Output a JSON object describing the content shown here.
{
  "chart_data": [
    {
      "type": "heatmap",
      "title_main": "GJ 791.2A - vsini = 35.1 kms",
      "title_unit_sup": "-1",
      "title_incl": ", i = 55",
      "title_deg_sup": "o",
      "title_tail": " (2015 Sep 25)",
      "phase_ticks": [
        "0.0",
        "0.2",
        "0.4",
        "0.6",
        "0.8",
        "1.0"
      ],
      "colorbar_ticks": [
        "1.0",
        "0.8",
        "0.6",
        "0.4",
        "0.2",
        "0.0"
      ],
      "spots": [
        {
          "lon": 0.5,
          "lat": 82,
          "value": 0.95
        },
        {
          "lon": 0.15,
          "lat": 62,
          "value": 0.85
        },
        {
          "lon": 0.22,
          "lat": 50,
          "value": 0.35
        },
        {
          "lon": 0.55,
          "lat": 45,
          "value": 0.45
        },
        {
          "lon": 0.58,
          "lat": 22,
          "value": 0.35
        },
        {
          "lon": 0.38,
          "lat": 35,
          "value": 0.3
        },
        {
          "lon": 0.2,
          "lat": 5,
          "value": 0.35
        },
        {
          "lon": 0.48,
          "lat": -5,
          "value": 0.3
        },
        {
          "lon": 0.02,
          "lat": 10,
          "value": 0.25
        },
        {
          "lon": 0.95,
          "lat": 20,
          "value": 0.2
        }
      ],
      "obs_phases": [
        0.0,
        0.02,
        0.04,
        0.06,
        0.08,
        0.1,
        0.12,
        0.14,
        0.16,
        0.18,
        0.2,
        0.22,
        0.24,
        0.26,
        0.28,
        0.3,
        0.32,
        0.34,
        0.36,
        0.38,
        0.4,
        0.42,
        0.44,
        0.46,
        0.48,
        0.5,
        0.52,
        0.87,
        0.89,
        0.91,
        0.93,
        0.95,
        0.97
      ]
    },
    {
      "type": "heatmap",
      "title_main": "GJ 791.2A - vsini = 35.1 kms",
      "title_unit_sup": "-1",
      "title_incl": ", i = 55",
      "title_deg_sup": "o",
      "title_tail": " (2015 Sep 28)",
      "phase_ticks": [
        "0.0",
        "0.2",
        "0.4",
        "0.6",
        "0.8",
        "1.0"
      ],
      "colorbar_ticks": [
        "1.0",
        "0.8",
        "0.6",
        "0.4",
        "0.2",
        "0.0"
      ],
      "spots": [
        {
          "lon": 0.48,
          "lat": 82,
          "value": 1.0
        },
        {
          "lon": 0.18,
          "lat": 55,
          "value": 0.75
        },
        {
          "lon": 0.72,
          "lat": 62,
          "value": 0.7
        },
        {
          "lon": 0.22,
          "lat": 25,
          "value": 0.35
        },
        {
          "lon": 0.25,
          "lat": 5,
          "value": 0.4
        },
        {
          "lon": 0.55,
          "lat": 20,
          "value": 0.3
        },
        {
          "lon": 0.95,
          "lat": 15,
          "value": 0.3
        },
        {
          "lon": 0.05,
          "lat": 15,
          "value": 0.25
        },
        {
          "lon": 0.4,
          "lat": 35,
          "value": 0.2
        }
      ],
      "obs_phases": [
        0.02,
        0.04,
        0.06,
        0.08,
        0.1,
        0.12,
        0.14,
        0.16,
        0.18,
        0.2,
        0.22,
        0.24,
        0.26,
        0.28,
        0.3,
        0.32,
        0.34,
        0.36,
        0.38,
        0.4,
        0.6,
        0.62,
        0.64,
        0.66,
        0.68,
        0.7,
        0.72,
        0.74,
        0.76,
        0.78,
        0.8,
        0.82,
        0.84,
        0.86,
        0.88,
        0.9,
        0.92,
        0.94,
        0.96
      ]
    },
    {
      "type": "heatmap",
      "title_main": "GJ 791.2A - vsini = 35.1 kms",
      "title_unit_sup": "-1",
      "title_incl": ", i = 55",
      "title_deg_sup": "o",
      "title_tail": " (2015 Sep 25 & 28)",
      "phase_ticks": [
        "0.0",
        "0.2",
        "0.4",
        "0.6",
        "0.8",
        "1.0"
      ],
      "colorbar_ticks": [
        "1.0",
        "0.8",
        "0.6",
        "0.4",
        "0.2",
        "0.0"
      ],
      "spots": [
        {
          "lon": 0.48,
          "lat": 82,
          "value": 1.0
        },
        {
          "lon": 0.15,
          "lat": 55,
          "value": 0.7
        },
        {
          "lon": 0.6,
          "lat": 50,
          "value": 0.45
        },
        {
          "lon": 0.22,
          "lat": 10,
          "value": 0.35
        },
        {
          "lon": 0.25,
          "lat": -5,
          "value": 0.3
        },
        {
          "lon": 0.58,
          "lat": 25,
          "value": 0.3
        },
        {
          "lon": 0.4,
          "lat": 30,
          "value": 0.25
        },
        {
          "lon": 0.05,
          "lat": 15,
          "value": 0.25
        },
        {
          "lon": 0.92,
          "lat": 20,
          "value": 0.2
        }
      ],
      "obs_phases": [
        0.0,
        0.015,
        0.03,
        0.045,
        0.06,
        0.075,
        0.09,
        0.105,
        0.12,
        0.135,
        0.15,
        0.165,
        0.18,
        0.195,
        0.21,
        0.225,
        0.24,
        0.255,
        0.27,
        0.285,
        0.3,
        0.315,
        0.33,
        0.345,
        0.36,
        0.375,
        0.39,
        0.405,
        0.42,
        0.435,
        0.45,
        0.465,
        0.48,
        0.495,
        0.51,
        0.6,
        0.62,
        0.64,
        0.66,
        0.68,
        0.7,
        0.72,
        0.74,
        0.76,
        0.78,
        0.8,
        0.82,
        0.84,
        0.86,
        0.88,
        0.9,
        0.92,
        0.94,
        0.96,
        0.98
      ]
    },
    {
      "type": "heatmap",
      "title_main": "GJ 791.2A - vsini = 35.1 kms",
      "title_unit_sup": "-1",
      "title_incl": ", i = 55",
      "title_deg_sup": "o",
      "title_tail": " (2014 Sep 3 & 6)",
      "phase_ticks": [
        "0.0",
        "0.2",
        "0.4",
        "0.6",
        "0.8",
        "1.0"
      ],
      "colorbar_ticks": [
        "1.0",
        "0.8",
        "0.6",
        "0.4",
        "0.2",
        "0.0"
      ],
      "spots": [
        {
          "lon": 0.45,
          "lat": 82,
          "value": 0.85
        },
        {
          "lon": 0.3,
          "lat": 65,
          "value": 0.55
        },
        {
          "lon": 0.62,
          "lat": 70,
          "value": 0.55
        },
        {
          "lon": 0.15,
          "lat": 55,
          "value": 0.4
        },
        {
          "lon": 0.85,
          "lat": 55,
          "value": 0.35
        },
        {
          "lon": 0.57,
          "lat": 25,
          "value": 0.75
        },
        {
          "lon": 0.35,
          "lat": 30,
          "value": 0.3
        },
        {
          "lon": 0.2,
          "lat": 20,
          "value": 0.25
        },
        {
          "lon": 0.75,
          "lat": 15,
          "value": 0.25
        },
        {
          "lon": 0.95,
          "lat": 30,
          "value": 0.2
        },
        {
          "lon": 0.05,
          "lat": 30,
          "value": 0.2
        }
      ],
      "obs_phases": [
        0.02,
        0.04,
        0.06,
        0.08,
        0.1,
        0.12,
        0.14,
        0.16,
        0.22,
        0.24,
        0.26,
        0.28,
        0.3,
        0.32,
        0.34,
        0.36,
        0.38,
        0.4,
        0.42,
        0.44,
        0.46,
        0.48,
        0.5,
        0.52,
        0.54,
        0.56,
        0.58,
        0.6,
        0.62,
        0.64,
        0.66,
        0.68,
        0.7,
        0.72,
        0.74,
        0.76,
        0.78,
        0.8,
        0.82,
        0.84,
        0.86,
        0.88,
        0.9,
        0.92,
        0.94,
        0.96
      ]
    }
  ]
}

※

> **WHAT IS ASKED**
Produce an exact copy of every entry above.

> **TASK ANSWER**
Output a JSON object describing the content shown here.
{
  "chart_data": [
    {
      "type": "heatmap",
      "title_main": "GJ 791.2A - vsini = 35.1 kms",
      "title_unit_sup": "-1",
      "title_incl": ", i = 55",
      "title_deg_sup": "o",
      "title_tail": " (2015 Sep 25)",
      "phase_ticks": [
        "0.0",
        "0.2",
        "0.4",
        "0.6",
        "0.8",
        "1.0"
      ],
      "colorbar_ticks": [
        "1.0",
        "0.8",
        "0.6",
        "0.4",
        "0.2",
        "0.0"
      ],
      "spots": [
        {
          "lon": 0.5,
          "lat": 82,
          "value": 0.95
        },
        {
          "lon": 0.15,
          "lat": 62,
          "value": 0.85
        },
        {
          "lon": 0.22,
          "lat": 50,
          "value": 0.35
        },
        {
          "lon": 0.55,
          "lat": 45,
          "value": 0.45
        },
        {
          "lon": 0.58,
          "lat": 22,
          "value": 0.35
        },
        {
          "lon": 0.38,
          "lat": 35,
          "value": 0.3
        },
        {
          "lon": 0.2,
          "lat": 5,
          "value": 0.35
        },
        {
          "lon": 0.48,
          "lat": -5,
          "value": 0.3
        },
        {
          "lon": 0.02,
          "lat": 10,
          "value": 0.25
        },
        {
          "lon": 0.95,
          "lat": 20,
          "value": 0.2
        }
      ],
      "obs_phases": [
        0.0,
        0.02,
        0.04,
        0.06,
        0.08,
        0.1,
        0.12,
        0.14,
        0.16,
        0.18,
        0.2,
        0.22,
        0.24,
        0.26,
        0.28,
        0.3,
        0.32,
        0.34,
        0.36,
        0.38,
        0.4,
        0.42,
        0.44,
        0.46,
        0.48,
        0.5,
        0.52,
        0.87,
        0.89,
        0.91,
        0.93,
        0.95,
        0.97
      ]
    },
    {
      "type": "heatmap",
      "title_main": "GJ 791.2A - vsini = 35.1 kms",
      "title_unit_sup": "-1",
      "title_incl": ", i = 55",
      "title_deg_sup": "o",
      "title_tail": " (2015 Sep 28)",
      "phase_ticks": [
        "0.0",
        "0.2",
        "0.4",
        "0.6",
        "0.8",
        "1.0"
      ],
      "colorbar_ticks": [
        "1.0",
        "0.8",
        "0.6",
        "0.4",
        "0.2",
        "0.0"
      ],
      "spots": [
        {
          "lon": 0.48,
          "lat": 82,
          "value": 1.0
        },
        {
          "lon": 0.18,
          "lat": 55,
          "value": 0.75
        },
        {
          "lon": 0.72,
          "lat": 62,
          "value": 0.7
        },
        {
          "lon": 0.22,
          "lat": 25,
          "value": 0.35
        },
        {
          "lon": 0.25,
          "lat": 5,
          "value": 0.4
        },
        {
          "lon": 0.55,
          "lat": 20,
          "value": 0.3
        },
        {
          "lon": 0.95,
          "lat": 15,
          "value": 0.3
        },
        {
          "lon": 0.05,
          "lat": 15,
          "value": 0.25
        },
        {
          "lon": 0.4,
          "lat": 35,
          "value": 0.2
        }
      ],
      "obs_phases": [
        0.02,
        0.04,
        0.06,
        0.08,
        0.1,
        0.12,
        0.14,
        0.16,
        0.18,
        0.2,
        0.22,
        0.24,
        0.26,
        0.28,
        0.3,
        0.32,
        0.34,
        0.36,
        0.38,
        0.4,
        0.6,
        0.62,
        0.64,
        0.66,
        0.68,
        0.7,
        0.72,
        0.74,
        0.76,
        0.78,
        0.8,
        0.82,
        0.84,
        0.86,
        0.88,
        0.9,
        0.92,
        0.94,
        0.96
      ]
    },
    {
      "type": "heatmap",
      "title_main": "GJ 791.2A - vsini = 35.1 kms",
      "title_unit_sup": "-1",
      "title_incl": ", i = 55",
      "title_deg_sup": "o",
      "title_tail": " (2015 Sep 25 & 28)",
      "phase_ticks": [
        "0.0",
        "0.2",
        "0.4",
        "0.6",
        "0.8",
        "1.0"
      ],
      "colorbar_ticks": [
        "1.0",
        "0.8",
        "0.6",
        "0.4",
        "0.2",
        "0.0"
      ],
      "spots": [
        {
          "lon": 0.48,
          "lat": 82,
          "value": 1.0
        },
        {
          "lon": 0.15,
          "lat": 55,
          "value": 0.7
        },
        {
          "lon": 0.6,
          "lat": 50,
          "value": 0.45
        },
        {
          "lon": 0.22,
          "lat": 10,
          "value": 0.35
        },
        {
          "lon": 0.25,
          "lat": -5,
          "value": 0.3
        },
        {
          "lon": 0.58,
          "lat": 25,
          "value": 0.3
        },
        {
          "lon": 0.4,
          "lat": 30,
          "value": 0.25
        },
        {
          "lon": 0.05,
          "lat": 15,
          "value": 0.25
        },
        {
          "lon": 0.92,
          "lat": 20,
          "value": 0.2
        }
      ],
      "obs_phases": [
        0.0,
        0.015,
        0.03,
        0.045,
        0.06,
        0.075,
        0.09,
        0.105,
        0.12,
        0.135,
        0.15,
        0.165,
        0.18,
        0.195,
        0.21,
        0.225,
        0.24,
        0.255,
        0.27,
        0.285,
        0.3,
        0.315,
        0.33,
        0.345,
        0.36,
        0.375,
        0.39,
        0.405,
        0.42,
        0.435,
        0.45,
        0.465,
        0.48,
        0.495,
        0.51,
        0.6,
        0.62,
        0.64,
        0.66,
        0.68,
        0.7,
        0.72,
        0.74,
        0.76,
        0.78,
        0.8,
        0.82,
        0.84,
        0.86,
        0.88,
        0.9,
        0.92,
        0.94,
        0.96,
        0.98
      ]
    },
    {
      "type": "heatmap",
      "title_main": "GJ 791.2A - vsini = 35.1 kms",
      "title_unit_sup": "-1",
      "title_incl": ", i = 55",
      "title_deg_sup": "o",
      "title_tail": " (2014 Sep 3 & 6)",
      "phase_ticks": [
        "0.0",
        "0.2",
        "0.4",
        "0.6",
        "0.8",
        "1.0"
      ],
      "colorbar_ticks": [
        "1.0",
        "0.8",
        "0.6",
        "0.4",
        "0.2",
        "0.0"
      ],
      "spots": [
        {
          "lon": 0.45,
          "lat": 82,
          "value": 0.85
        },
        {
          "lon": 0.3,
          "lat": 65,
          "value": 0.55
        },
        {
          "lon": 0.62,
          "lat": 70,
          "value": 0.55
        },
        {
          "lon": 0.15,
          "lat": 55,
          "value": 0.4
        },
        {
          "lon": 0.85,
          "lat": 55,
          "value": 0.35
        },
        {
          "lon": 0.57,
          "lat": 25,
          "value": 0.75
        },
        {
          "lon": 0.35,
          "lat": 30,
          "value": 0.3
        },
        {
          "lon": 0.2,
          "lat": 20,
          "value": 0.25
        },
        {
          "lon": 0.75,
          "lat": 15,
          "value": 0.25
        },
        {
          "lon": 0.95,
          "lat": 30,
          "value": 0.2
        },
        {
          "lon": 0.05,
          "lat": 30,
          "value": 0.2
        }
      ],
      "obs_phases": [
        0.02,
        0.04,
        0.06,
        0.08,
        0.1,
        0.12,
        0.14,
        0.16,
        0.22,
        0.24,
        0.26,
        0.28,
        0.3,
        0.32,
        0.34,
        0.36,
        0.38,
        0.4,
        0.42,
        0.44,
        0.46,
        0.48,
        0.5,
        0.52,
        0.54,
        0.56,
        0.58,
        0.6,
        0.62,
        0.64,
        0.66,
        0.68,
        0.7,
        0.72,
        0.74,
        0.76,
        0.78,
        0.8,
        0.82,
        0.84,
        0.86,
        0.88,
        0.9,
        0.92,
        0.94,
        0.96
      ]
    }
  ]
}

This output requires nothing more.